▶ _Challenge_
Go through the listing below and list every line with "user".

(Extracted records)
>> start

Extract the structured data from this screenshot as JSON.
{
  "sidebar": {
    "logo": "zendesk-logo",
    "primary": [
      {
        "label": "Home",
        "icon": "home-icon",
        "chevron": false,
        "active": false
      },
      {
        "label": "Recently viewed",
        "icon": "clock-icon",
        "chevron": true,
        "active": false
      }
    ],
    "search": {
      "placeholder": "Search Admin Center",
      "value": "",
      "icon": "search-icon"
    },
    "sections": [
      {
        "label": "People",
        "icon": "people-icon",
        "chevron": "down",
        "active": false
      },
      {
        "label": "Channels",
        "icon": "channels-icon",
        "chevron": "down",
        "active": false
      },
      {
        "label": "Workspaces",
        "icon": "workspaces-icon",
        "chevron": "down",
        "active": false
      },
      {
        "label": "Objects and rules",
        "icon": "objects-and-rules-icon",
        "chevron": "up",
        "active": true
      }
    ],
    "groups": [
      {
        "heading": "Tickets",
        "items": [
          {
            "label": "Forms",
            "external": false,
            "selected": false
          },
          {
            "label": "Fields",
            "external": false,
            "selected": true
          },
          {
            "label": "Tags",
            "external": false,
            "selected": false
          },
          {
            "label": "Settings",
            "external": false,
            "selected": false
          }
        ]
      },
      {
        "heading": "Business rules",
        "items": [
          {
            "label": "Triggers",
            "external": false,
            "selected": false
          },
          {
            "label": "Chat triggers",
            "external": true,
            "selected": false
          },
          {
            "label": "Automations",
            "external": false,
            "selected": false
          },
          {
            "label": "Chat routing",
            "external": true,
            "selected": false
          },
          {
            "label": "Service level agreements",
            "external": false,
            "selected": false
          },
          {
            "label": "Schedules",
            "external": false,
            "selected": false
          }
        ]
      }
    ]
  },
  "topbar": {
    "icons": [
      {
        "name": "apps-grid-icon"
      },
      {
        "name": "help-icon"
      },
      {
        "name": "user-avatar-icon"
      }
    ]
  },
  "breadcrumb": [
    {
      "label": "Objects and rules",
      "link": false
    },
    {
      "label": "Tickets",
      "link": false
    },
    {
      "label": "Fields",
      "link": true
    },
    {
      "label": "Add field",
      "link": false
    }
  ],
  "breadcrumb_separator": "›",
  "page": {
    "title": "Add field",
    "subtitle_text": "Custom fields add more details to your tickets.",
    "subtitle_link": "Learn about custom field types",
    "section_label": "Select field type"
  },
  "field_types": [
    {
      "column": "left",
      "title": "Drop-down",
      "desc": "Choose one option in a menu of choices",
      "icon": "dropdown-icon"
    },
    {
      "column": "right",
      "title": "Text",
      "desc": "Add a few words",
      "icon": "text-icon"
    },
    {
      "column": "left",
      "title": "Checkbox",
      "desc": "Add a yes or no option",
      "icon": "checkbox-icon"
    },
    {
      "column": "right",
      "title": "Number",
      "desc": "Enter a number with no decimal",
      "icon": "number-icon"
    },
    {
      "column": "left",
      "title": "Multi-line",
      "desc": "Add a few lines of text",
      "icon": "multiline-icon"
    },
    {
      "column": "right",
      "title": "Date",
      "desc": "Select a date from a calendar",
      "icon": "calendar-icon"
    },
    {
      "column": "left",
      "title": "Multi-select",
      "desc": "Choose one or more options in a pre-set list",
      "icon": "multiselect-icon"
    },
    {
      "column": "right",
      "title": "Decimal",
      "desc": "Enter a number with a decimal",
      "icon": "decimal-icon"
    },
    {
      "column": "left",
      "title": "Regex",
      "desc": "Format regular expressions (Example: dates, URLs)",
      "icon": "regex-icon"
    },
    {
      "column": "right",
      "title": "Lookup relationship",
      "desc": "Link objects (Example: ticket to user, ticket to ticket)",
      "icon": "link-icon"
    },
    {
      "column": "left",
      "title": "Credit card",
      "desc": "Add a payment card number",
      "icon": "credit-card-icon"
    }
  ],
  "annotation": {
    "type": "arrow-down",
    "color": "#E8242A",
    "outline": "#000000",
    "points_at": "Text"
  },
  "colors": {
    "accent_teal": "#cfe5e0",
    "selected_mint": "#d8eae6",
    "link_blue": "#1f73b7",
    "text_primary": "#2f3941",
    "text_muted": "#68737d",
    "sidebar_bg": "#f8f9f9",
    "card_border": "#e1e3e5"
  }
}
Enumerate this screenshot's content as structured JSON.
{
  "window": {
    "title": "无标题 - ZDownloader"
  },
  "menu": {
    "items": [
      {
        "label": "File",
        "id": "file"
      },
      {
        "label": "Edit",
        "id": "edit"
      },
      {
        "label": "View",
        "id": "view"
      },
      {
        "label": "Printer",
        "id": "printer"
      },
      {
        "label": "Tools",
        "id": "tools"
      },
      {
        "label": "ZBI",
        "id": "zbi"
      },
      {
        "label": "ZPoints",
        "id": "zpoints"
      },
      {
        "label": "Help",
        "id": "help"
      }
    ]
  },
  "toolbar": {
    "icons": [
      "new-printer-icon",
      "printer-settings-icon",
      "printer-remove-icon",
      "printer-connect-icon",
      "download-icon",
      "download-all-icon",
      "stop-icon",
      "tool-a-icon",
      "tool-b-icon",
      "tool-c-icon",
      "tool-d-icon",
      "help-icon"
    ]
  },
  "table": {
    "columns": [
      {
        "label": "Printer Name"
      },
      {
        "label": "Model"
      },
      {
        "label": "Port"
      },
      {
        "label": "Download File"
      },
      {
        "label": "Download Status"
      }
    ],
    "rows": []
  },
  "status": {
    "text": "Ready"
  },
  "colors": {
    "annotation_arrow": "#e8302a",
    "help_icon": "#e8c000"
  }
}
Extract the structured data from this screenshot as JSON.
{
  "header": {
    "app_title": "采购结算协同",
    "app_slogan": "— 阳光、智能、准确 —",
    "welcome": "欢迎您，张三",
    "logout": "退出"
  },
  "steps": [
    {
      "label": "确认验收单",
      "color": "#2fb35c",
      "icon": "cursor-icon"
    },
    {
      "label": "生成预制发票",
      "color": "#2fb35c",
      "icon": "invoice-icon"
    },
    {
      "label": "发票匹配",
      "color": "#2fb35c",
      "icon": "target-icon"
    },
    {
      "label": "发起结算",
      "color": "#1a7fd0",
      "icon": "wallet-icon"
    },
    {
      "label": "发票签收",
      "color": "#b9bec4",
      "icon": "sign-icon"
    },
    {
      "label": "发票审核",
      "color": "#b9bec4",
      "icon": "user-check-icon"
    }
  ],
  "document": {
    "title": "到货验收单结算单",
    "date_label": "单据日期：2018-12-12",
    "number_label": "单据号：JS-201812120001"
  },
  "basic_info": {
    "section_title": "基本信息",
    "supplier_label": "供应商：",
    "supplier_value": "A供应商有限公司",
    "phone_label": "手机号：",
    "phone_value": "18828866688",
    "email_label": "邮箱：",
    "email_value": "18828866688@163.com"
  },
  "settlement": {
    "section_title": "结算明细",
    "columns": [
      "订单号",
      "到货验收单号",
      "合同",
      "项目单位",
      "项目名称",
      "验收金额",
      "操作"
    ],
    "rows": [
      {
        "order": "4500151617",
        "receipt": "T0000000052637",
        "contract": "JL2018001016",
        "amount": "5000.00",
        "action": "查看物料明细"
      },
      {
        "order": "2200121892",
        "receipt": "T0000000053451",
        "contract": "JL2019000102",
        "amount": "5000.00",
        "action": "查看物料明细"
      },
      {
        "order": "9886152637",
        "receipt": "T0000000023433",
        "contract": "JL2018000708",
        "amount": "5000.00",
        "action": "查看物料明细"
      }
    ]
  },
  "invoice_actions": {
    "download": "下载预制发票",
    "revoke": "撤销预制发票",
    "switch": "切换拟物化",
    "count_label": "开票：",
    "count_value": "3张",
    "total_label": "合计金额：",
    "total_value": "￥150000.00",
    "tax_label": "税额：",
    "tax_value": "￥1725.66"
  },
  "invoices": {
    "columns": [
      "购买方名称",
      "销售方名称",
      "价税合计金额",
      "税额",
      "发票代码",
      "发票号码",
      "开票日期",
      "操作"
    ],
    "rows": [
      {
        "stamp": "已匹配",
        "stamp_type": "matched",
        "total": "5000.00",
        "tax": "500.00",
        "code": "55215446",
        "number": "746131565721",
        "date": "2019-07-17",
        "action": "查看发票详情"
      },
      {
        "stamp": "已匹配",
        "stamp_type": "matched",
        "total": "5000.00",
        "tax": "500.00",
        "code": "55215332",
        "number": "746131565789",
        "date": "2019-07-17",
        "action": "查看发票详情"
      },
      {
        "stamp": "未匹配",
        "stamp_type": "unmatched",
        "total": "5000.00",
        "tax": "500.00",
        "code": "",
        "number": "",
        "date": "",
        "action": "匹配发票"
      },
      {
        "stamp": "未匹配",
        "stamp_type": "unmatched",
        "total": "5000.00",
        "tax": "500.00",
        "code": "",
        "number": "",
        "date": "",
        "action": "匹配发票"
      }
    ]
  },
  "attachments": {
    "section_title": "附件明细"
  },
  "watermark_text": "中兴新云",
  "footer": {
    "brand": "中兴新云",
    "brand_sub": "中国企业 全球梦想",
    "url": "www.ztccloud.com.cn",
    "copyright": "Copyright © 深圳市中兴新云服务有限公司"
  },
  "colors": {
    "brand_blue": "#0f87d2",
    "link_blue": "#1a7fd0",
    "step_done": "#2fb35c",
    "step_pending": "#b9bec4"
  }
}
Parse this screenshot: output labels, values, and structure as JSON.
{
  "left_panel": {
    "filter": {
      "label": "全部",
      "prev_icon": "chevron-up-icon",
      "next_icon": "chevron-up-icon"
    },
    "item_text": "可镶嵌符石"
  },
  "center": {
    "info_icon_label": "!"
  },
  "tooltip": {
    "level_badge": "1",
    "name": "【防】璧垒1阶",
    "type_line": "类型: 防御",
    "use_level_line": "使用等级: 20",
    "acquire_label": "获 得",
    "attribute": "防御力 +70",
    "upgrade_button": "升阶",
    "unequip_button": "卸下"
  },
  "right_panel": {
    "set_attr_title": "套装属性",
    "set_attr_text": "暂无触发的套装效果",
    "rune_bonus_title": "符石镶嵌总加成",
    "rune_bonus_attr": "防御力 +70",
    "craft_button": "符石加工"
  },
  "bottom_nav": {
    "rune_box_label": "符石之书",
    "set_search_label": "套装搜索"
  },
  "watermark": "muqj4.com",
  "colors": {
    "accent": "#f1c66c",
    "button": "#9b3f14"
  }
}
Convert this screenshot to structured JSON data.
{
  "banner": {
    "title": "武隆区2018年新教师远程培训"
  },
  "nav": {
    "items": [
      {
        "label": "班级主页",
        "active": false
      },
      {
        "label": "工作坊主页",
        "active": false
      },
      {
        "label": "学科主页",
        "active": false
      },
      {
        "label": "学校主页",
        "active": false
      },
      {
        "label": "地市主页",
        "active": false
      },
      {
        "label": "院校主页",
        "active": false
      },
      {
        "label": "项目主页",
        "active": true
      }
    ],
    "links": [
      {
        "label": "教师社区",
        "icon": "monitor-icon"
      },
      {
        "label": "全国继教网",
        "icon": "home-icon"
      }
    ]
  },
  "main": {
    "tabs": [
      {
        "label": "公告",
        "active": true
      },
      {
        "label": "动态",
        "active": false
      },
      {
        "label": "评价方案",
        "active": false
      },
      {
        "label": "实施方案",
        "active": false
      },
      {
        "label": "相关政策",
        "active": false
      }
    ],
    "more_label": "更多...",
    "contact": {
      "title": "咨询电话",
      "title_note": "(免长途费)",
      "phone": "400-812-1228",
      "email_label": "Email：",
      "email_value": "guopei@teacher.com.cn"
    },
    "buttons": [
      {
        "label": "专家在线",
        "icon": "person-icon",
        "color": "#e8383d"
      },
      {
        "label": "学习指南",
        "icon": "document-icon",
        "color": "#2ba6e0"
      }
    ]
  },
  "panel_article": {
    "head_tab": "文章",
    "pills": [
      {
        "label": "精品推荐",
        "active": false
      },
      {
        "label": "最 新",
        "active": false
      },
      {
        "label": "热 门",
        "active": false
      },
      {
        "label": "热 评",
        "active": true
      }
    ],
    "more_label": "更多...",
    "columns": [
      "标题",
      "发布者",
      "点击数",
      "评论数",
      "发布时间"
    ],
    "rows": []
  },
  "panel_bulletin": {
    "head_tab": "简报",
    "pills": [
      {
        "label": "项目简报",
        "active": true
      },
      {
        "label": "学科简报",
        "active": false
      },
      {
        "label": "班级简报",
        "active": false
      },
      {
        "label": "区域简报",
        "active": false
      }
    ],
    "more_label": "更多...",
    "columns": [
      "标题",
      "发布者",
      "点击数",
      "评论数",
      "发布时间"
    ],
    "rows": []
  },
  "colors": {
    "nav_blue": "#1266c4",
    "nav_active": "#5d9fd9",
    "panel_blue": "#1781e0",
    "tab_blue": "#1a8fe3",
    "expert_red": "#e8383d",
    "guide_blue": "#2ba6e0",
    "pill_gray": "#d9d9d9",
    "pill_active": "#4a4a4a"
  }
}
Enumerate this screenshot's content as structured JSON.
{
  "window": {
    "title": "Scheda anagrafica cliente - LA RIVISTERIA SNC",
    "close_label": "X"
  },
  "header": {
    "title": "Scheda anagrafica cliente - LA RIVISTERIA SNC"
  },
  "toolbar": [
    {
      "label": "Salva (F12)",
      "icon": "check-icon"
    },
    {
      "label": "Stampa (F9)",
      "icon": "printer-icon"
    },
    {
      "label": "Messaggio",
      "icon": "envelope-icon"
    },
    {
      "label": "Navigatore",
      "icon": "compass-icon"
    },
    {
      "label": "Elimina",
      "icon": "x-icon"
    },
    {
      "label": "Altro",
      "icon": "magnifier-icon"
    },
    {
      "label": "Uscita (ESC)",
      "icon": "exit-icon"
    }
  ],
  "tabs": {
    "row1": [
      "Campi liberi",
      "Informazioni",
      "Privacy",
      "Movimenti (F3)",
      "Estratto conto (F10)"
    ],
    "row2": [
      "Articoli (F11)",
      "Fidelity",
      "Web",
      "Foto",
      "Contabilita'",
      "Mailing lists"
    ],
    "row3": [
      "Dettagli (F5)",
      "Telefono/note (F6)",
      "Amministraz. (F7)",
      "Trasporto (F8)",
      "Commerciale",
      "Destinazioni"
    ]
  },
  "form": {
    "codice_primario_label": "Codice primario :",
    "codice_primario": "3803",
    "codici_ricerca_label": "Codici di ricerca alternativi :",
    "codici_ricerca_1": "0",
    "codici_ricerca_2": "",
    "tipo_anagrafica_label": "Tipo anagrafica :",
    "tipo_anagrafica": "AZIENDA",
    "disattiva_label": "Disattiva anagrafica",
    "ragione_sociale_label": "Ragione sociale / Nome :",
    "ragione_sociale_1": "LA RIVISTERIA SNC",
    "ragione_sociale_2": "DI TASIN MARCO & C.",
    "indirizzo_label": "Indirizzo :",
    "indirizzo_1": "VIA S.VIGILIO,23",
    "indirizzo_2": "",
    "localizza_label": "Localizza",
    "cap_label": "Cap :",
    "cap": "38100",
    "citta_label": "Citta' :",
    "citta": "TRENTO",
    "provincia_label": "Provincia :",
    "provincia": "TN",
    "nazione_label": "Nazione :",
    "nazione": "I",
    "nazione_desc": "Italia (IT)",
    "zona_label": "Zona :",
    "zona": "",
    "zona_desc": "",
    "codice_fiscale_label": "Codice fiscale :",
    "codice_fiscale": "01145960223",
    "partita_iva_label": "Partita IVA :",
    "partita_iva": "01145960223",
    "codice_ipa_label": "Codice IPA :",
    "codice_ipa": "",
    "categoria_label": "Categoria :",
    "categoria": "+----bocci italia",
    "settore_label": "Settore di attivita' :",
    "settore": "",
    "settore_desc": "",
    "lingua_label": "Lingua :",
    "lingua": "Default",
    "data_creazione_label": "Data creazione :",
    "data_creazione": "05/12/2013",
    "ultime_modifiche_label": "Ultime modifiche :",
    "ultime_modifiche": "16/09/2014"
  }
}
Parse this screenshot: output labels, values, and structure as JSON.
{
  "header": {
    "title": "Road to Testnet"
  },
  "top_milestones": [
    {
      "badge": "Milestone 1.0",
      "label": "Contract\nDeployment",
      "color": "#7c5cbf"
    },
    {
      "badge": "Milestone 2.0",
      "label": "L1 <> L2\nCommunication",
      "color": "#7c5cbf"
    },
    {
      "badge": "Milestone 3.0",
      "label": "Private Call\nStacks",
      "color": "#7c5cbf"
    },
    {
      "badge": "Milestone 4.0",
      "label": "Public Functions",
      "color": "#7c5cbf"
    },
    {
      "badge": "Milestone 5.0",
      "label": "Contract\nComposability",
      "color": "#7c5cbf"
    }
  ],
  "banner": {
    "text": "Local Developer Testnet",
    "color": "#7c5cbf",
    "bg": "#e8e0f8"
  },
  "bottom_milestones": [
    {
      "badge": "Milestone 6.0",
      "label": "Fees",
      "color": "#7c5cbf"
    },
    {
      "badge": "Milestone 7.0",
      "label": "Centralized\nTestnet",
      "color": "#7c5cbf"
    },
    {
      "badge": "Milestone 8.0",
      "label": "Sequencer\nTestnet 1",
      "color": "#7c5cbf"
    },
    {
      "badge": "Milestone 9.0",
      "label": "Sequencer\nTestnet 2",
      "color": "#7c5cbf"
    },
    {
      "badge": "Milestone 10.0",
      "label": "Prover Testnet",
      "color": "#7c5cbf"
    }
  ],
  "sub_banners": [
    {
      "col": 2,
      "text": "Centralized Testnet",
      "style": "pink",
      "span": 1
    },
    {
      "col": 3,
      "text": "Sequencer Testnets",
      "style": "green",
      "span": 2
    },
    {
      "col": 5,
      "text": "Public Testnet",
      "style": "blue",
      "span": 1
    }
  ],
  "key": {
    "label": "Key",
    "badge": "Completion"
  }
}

>> end

▶ _Solution to this problem_
        "name": "user-avatar-icon"
      "desc": "Link objects (Example: ticket to user, ticket to ticket)",
      "icon": "user-check-icon"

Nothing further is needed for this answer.